==== ENTRIES PROVIDED ====

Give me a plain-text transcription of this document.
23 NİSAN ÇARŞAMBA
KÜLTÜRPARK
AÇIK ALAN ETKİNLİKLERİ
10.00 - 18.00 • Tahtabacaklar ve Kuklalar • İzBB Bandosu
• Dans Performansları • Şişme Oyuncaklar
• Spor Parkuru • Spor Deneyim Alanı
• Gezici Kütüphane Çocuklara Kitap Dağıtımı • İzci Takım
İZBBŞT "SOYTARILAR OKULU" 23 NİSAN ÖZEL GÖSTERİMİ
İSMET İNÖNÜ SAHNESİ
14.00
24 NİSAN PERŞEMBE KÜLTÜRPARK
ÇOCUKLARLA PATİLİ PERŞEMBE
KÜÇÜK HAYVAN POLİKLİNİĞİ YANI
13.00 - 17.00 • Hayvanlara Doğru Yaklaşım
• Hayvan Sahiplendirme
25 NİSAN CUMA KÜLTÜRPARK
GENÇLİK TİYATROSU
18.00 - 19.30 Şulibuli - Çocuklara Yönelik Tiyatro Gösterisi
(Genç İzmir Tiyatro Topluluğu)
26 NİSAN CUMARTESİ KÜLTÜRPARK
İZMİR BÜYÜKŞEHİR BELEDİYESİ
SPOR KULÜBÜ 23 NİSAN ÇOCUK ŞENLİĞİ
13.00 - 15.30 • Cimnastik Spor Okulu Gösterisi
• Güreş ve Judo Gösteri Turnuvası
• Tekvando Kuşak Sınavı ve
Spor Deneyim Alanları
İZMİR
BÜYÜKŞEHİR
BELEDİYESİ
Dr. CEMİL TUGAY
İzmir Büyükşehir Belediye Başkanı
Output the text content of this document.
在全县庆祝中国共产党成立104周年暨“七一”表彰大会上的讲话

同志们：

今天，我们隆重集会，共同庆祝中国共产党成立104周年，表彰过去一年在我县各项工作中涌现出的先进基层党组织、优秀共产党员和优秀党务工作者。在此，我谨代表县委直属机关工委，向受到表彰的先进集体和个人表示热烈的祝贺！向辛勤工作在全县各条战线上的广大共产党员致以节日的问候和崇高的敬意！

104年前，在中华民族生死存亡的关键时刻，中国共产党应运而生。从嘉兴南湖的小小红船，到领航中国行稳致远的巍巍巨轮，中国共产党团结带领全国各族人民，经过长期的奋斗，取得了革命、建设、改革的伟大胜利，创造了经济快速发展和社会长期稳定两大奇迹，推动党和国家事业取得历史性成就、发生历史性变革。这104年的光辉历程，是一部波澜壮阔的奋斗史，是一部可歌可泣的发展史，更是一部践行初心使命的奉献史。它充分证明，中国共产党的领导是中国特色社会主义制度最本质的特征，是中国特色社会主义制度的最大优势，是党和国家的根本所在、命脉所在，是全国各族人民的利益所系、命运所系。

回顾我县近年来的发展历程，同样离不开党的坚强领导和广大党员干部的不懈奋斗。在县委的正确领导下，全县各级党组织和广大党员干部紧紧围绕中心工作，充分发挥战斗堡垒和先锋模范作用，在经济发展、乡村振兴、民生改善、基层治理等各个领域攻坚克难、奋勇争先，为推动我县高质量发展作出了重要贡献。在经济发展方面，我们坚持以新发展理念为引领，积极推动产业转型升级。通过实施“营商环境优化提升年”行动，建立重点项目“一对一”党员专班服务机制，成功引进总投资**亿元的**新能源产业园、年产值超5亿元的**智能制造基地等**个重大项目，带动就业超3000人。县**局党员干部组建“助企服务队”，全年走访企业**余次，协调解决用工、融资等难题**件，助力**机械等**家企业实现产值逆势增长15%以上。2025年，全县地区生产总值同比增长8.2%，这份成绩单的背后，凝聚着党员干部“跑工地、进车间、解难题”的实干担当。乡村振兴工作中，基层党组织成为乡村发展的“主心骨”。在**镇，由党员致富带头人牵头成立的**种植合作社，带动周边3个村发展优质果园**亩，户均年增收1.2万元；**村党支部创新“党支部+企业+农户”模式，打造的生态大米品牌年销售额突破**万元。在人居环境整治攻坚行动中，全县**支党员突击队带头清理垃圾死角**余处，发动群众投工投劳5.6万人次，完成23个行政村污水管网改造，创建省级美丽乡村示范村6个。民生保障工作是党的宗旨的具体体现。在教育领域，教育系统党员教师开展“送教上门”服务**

====

▶ _PROBLEM TO SOLVE_
From the records above, work out how many lines contain the string "Gösterisi". Give only the number.

▶ _TASK OUTPUT_
2